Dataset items
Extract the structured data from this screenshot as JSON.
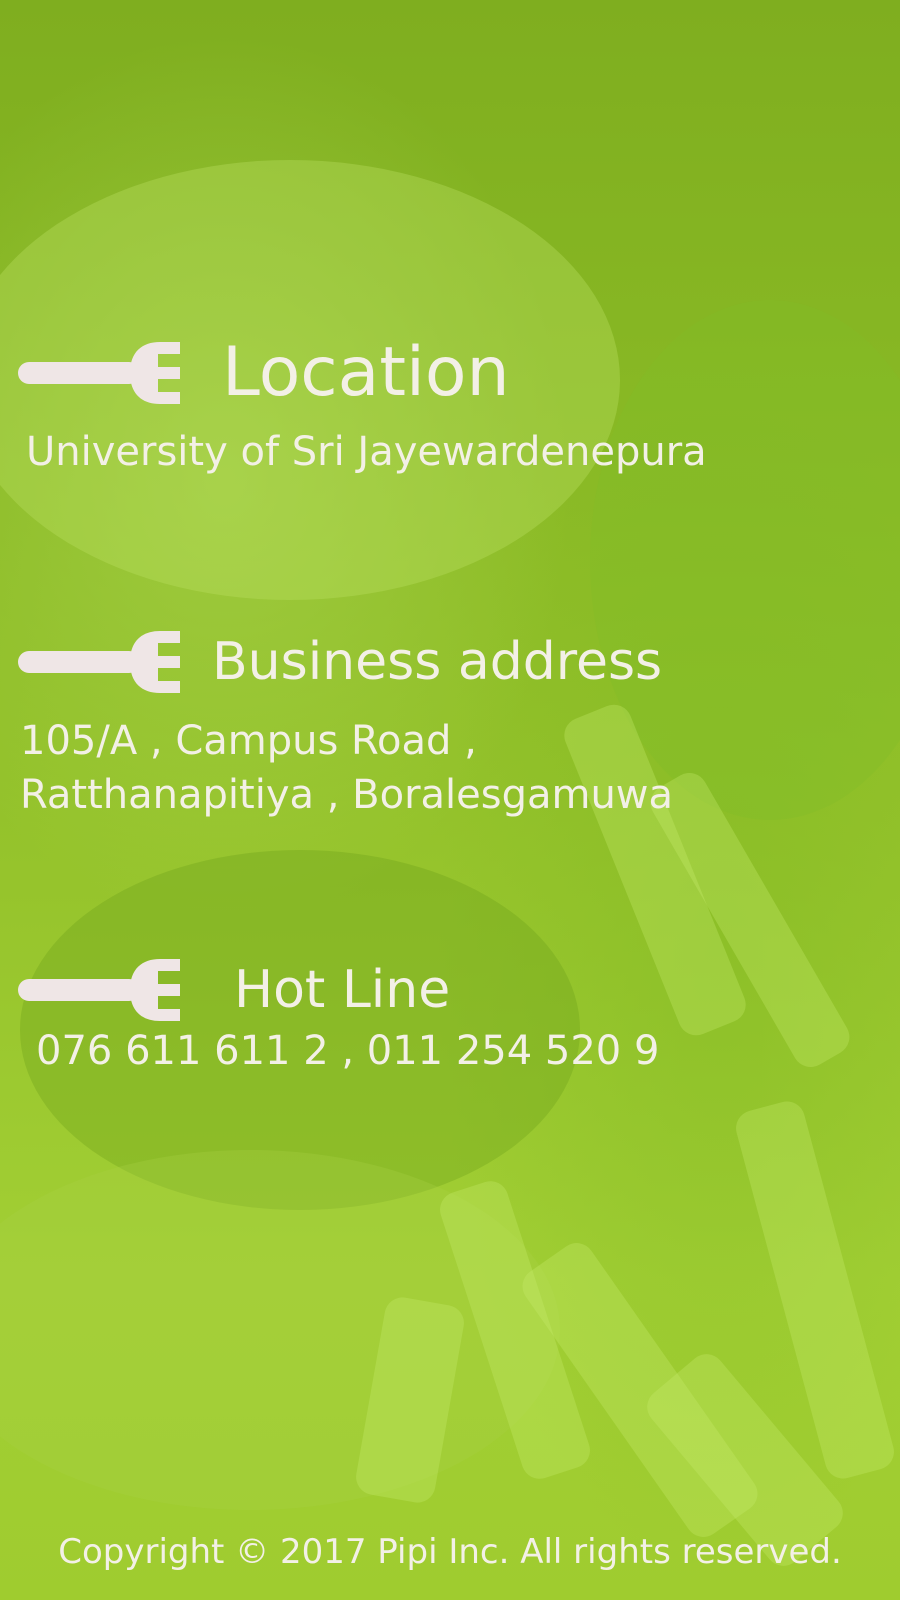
{
  "sections": [
    {
      "icon": "fork-icon",
      "title": "Location",
      "lines": [
        "University of Sri Jayewardenepura"
      ]
    },
    {
      "icon": "fork-icon",
      "title": "Business address",
      "lines": [
        "105/A , Campus Road ,",
        "Ratthanapitiya , Boralesgamuwa"
      ]
    },
    {
      "icon": "fork-icon",
      "title": "Hot Line",
      "lines": [
        "076 611 611 2 , 011 254 520 9"
      ]
    }
  ],
  "footer": {
    "copyright": "Copyright © 2017 Pipi Inc. All rights reserved."
  },
  "colors": {
    "background": "#8fc02a",
    "text": "#f3f0e6"
  }
}
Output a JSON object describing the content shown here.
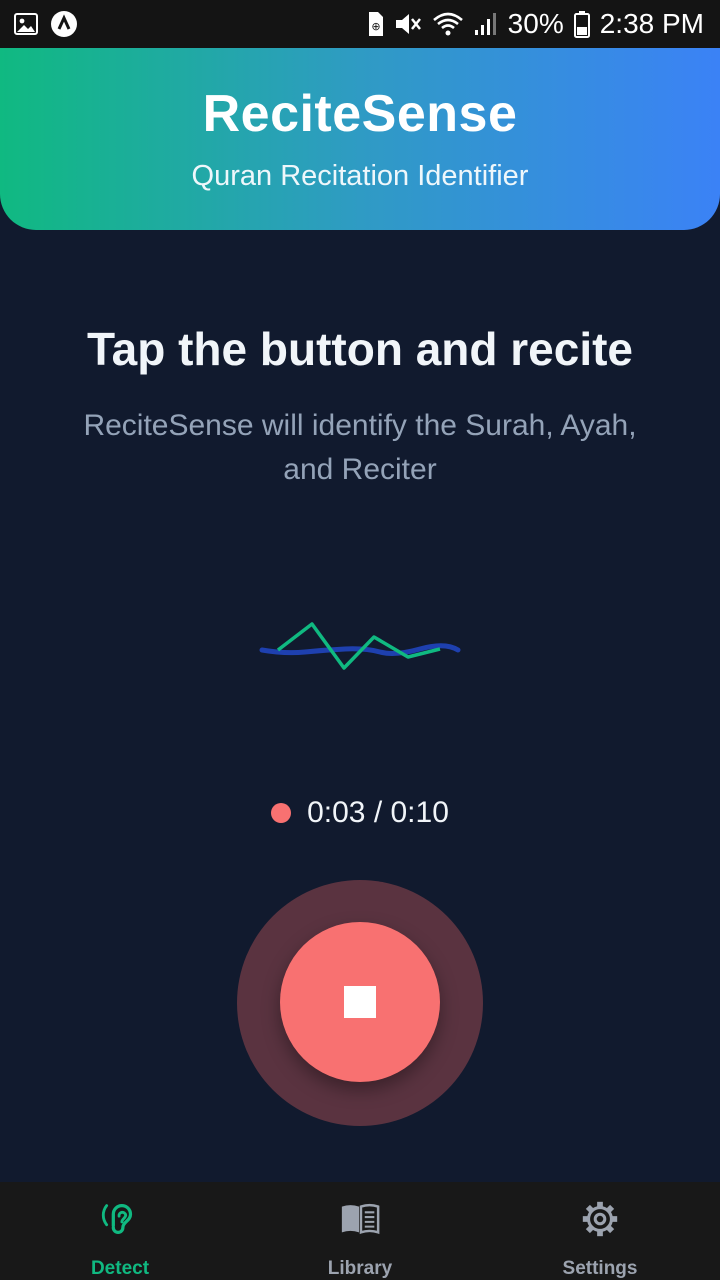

### Exercise task
Using the material above, retype each entry exactly and omit the pictures.

### Full answer
Extract the structured data from this screenshot as JSON.
{
  "sections": [
    {
      "icon": "fork-icon",
      "title": "Location",
      "lines": [
        "University of Sri Jayewardenepura"
      ]
    },
    {
      "icon": "fork-icon",
      "title": "Business address",
      "lines": [
        "105/A , Campus Road ,",
        "Ratthanapitiya , Boralesgamuwa"
      ]
    },
    {
      "icon": "fork-icon",
      "title": "Hot Line",
      "lines": [
        "076 611 611 2 , 011 254 520 9"
      ]
    }
  ],
  "footer": {
    "copyright": "Copyright © 2017 Pipi Inc. All rights reserved."
  },
  "colors": {
    "background": "#8fc02a",
    "text": "#f3f0e6"
  }
}
Output a JSON object describing the content shown here.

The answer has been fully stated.